[Task statement] Write out the full listing again, exactly as it stands.

(Extracts from a graphics dataset)
START
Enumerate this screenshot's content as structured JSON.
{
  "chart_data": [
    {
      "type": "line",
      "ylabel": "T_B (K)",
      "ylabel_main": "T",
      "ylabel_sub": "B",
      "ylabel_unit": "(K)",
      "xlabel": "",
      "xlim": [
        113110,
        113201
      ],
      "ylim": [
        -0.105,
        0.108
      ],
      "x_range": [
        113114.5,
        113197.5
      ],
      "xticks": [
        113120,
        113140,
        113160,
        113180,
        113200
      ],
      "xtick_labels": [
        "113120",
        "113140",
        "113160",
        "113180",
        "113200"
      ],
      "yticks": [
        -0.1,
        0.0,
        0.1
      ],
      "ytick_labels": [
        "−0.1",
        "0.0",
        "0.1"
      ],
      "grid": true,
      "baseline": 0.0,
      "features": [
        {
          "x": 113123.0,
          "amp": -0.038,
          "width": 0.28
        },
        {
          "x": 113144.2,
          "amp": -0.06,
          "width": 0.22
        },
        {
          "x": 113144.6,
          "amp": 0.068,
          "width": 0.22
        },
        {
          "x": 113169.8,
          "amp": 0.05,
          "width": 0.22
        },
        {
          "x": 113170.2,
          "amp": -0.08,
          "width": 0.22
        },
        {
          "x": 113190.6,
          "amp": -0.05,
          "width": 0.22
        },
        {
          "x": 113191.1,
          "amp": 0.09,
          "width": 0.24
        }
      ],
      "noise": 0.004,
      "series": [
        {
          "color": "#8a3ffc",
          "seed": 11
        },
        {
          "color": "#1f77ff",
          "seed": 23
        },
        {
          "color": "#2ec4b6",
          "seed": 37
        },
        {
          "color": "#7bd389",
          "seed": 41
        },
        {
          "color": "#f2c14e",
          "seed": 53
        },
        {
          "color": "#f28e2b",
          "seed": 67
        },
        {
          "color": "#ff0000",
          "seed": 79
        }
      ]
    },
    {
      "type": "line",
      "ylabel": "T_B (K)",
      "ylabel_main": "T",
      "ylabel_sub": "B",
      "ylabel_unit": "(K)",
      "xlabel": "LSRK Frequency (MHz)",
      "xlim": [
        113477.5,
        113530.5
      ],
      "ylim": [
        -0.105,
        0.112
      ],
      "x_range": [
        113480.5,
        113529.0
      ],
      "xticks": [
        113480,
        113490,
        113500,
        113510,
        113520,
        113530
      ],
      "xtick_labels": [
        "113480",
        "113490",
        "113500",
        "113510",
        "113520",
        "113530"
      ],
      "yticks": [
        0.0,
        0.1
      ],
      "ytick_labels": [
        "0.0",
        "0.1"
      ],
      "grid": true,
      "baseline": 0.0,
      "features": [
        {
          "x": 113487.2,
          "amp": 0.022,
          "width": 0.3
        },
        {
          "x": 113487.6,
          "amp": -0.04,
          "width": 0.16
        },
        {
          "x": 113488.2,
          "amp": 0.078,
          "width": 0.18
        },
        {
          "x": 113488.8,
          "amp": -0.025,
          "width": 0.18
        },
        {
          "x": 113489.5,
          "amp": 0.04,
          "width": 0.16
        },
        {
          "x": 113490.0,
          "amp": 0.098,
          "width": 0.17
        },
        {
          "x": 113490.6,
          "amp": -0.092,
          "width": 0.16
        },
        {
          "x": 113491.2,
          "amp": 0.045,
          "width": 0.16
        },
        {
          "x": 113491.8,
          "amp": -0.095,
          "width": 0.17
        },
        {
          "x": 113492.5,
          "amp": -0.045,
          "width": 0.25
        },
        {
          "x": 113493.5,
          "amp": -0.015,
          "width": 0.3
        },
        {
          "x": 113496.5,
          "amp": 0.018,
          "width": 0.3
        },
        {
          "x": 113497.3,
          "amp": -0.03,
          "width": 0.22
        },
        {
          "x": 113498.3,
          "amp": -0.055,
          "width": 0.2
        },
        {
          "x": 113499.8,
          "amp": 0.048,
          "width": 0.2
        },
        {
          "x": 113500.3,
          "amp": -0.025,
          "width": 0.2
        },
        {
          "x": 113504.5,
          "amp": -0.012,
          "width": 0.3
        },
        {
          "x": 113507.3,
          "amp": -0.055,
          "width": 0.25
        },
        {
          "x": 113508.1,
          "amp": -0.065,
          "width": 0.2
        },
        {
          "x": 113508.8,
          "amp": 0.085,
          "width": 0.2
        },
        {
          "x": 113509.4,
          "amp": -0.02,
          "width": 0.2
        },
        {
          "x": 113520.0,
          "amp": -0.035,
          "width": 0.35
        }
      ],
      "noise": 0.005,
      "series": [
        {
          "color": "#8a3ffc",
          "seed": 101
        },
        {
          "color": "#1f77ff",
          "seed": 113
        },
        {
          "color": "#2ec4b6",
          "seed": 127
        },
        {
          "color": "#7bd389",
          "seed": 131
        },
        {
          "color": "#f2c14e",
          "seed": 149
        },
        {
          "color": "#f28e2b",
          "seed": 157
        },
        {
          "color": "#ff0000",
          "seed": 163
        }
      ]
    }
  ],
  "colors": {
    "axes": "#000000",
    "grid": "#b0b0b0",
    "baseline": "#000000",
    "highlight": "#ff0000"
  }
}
END
[The result]
Enumerate this screenshot's content as structured JSON.
{
  "chart_data": [
    {
      "type": "line",
      "ylabel": "T_B (K)",
      "ylabel_main": "T",
      "ylabel_sub": "B",
      "ylabel_unit": "(K)",
      "xlabel": "",
      "xlim": [
        113110,
        113201
      ],
      "ylim": [
        -0.105,
        0.108
      ],
      "x_range": [
        113114.5,
        113197.5
      ],
      "xticks": [
        113120,
        113140,
        113160,
        113180,
        113200
      ],
      "xtick_labels": [
        "113120",
        "113140",
        "113160",
        "113180",
        "113200"
      ],
      "yticks": [
        -0.1,
        0.0,
        0.1
      ],
      "ytick_labels": [
        "−0.1",
        "0.0",
        "0.1"
      ],
      "grid": true,
      "baseline": 0.0,
      "features": [
        {
          "x": 113123.0,
          "amp": -0.038,
          "width": 0.28
        },
        {
          "x": 113144.2,
          "amp": -0.06,
          "width": 0.22
        },
        {
          "x": 113144.6,
          "amp": 0.068,
          "width": 0.22
        },
        {
          "x": 113169.8,
          "amp": 0.05,
          "width": 0.22
        },
        {
          "x": 113170.2,
          "amp": -0.08,
          "width": 0.22
        },
        {
          "x": 113190.6,
          "amp": -0.05,
          "width": 0.22
        },
        {
          "x": 113191.1,
          "amp": 0.09,
          "width": 0.24
        }
      ],
      "noise": 0.004,
      "series": [
        {
          "color": "#8a3ffc",
          "seed": 11
        },
        {
          "color": "#1f77ff",
          "seed": 23
        },
        {
          "color": "#2ec4b6",
          "seed": 37
        },
        {
          "color": "#7bd389",
          "seed": 41
        },
        {
          "color": "#f2c14e",
          "seed": 53
        },
        {
          "color": "#f28e2b",
          "seed": 67
        },
        {
          "color": "#ff0000",
          "seed": 79
        }
      ]
    },
    {
      "type": "line",
      "ylabel": "T_B (K)",
      "ylabel_main": "T",
      "ylabel_sub": "B",
      "ylabel_unit": "(K)",
      "xlabel": "LSRK Frequency (MHz)",
      "xlim": [
        113477.5,
        113530.5
      ],
      "ylim": [
        -0.105,
        0.112
      ],
      "x_range": [
        113480.5,
        113529.0
      ],
      "xticks": [
        113480,
        113490,
        113500,
        113510,
        113520,
        113530
      ],
      "xtick_labels": [
        "113480",
        "113490",
        "113500",
        "113510",
        "113520",
        "113530"
      ],
      "yticks": [
        0.0,
        0.1
      ],
      "ytick_labels": [
        "0.0",
        "0.1"
      ],
      "grid": true,
      "baseline": 0.0,
      "features": [
        {
          "x": 113487.2,
          "amp": 0.022,
          "width": 0.3
        },
        {
          "x": 113487.6,
          "amp": -0.04,
          "width": 0.16
        },
        {
          "x": 113488.2,
          "amp": 0.078,
          "width": 0.18
        },
        {
          "x": 113488.8,
          "amp": -0.025,
          "width": 0.18
        },
        {
          "x": 113489.5,
          "amp": 0.04,
          "width": 0.16
        },
        {
          "x": 113490.0,
          "amp": 0.098,
          "width": 0.17
        },
        {
          "x": 113490.6,
          "amp": -0.092,
          "width": 0.16
        },
        {
          "x": 113491.2,
          "amp": 0.045,
          "width": 0.16
        },
        {
          "x": 113491.8,
          "amp": -0.095,
          "width": 0.17
        },
        {
          "x": 113492.5,
          "amp": -0.045,
          "width": 0.25
        },
        {
          "x": 113493.5,
          "amp": -0.015,
          "width": 0.3
        },
        {
          "x": 113496.5,
          "amp": 0.018,
          "width": 0.3
        },
        {
          "x": 113497.3,
          "amp": -0.03,
          "width": 0.22
        },
        {
          "x": 113498.3,
          "amp": -0.055,
          "width": 0.2
        },
        {
          "x": 113499.8,
          "amp": 0.048,
          "width": 0.2
        },
        {
          "x": 113500.3,
          "amp": -0.025,
          "width": 0.2
        },
        {
          "x": 113504.5,
          "amp": -0.012,
          "width": 0.3
        },
        {
          "x": 113507.3,
          "amp": -0.055,
          "width": 0.25
        },
        {
          "x": 113508.1,
          "amp": -0.065,
          "width": 0.2
        },
        {
          "x": 113508.8,
          "amp": 0.085,
          "width": 0.2
        },
        {
          "x": 113509.4,
          "amp": -0.02,
          "width": 0.2
        },
        {
          "x": 113520.0,
          "amp": -0.035,
          "width": 0.35
        }
      ],
      "noise": 0.005,
      "series": [
        {
          "color": "#8a3ffc",
          "seed": 101
        },
        {
          "color": "#1f77ff",
          "seed": 113
        },
        {
          "color": "#2ec4b6",
          "seed": 127
        },
        {
          "color": "#7bd389",
          "seed": 131
        },
        {
          "color": "#f2c14e",
          "seed": 149
        },
        {
          "color": "#f28e2b",
          "seed": 157
        },
        {
          "color": "#ff0000",
          "seed": 163
        }
      ]
    }
  ],
  "colors": {
    "axes": "#000000",
    "grid": "#b0b0b0",
    "baseline": "#000000",
    "highlight": "#ff0000"
  }
}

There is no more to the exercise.